**The task**
Go through the material below and count the lines with the string "Indonesia"; the number is the whole answer.

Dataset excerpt
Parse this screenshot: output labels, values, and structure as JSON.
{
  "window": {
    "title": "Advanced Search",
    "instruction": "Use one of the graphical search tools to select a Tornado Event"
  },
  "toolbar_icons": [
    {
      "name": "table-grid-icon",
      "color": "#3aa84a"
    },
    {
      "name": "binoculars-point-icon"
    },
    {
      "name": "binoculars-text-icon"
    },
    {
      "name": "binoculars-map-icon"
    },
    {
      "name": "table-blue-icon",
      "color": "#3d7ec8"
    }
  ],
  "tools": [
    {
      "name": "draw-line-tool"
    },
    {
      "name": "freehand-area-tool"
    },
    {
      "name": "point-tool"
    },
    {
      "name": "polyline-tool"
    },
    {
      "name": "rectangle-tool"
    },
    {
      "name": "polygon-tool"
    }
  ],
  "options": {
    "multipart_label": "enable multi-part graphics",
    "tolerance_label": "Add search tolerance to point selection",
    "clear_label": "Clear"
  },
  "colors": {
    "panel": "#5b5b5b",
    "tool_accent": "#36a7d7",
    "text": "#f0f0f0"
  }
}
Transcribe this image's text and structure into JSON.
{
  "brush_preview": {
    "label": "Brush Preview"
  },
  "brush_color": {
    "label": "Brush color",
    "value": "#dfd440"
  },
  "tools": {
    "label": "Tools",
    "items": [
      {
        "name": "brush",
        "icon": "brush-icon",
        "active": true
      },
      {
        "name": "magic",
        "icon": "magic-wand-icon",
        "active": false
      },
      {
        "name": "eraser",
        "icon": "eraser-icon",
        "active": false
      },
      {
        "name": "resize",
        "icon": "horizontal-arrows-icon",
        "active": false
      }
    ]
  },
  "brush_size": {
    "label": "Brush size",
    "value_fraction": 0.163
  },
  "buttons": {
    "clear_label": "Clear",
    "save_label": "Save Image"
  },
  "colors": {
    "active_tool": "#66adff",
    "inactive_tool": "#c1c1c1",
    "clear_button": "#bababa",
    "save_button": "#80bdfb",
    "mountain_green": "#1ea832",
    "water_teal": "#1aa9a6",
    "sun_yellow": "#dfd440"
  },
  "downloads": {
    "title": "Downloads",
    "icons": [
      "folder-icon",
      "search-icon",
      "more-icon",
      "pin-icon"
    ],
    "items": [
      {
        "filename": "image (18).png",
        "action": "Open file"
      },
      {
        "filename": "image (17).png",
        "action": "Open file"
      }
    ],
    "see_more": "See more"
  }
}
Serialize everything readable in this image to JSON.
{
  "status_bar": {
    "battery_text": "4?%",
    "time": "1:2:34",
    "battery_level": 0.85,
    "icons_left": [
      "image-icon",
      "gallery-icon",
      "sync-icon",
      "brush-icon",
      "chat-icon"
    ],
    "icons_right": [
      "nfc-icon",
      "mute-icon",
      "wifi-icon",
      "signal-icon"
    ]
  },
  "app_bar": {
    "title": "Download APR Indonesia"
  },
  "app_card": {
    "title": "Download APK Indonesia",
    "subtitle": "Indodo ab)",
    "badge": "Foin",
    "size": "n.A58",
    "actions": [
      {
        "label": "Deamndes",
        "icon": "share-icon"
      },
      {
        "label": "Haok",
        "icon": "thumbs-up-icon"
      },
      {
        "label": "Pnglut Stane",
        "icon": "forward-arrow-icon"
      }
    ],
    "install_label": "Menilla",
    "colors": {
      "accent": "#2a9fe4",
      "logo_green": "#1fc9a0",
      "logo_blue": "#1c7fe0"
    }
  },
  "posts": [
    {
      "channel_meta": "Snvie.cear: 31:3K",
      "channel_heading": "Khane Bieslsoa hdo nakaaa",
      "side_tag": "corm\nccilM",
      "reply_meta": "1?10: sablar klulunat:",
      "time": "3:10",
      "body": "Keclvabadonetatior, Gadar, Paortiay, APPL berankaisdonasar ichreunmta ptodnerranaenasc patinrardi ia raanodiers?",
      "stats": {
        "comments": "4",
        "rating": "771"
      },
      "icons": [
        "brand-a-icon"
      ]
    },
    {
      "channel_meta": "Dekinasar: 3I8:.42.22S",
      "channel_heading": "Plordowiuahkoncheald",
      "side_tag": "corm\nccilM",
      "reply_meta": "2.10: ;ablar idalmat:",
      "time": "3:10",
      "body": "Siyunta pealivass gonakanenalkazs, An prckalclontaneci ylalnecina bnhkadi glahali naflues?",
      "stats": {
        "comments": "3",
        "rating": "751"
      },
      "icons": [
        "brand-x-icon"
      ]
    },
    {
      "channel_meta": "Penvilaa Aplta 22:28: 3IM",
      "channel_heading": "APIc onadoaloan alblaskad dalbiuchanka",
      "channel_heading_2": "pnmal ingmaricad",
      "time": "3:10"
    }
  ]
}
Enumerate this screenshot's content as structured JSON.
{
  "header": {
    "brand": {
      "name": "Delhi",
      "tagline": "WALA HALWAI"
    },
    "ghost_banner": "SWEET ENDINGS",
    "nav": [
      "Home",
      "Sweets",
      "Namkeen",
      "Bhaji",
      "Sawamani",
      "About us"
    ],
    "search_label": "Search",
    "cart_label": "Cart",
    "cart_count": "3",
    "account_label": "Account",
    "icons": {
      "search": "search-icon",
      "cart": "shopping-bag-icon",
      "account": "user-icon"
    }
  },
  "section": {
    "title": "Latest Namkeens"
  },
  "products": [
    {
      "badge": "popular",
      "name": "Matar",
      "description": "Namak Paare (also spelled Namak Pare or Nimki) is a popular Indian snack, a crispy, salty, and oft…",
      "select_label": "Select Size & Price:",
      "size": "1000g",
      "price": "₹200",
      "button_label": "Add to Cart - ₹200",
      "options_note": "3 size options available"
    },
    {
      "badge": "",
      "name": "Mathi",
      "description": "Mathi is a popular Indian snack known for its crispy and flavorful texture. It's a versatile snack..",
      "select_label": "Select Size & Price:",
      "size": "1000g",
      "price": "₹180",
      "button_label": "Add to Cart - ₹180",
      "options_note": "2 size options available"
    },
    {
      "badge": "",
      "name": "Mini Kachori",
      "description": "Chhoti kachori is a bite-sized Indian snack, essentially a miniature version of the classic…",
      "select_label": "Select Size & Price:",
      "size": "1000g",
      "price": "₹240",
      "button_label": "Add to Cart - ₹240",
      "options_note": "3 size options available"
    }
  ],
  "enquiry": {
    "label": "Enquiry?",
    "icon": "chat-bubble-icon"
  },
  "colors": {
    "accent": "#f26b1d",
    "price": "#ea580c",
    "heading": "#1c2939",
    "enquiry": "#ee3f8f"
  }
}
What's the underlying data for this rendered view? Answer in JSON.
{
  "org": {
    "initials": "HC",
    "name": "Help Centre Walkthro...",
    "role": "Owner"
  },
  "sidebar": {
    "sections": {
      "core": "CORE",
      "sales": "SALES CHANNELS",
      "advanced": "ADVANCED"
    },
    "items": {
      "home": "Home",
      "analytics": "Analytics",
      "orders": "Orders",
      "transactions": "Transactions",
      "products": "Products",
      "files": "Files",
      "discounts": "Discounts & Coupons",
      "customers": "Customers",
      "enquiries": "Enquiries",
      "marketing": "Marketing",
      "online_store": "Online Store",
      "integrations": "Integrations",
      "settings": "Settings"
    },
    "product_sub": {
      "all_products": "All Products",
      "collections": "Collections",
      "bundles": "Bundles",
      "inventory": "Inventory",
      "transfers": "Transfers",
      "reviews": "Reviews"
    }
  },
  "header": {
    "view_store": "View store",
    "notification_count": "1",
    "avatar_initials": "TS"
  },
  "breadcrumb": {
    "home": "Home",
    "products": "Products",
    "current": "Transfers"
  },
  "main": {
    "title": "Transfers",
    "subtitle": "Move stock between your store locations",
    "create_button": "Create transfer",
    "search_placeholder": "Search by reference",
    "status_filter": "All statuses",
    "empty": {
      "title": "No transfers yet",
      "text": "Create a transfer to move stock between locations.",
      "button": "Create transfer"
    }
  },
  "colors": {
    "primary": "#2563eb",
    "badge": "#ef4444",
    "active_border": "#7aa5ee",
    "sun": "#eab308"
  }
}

**Answer in full**
2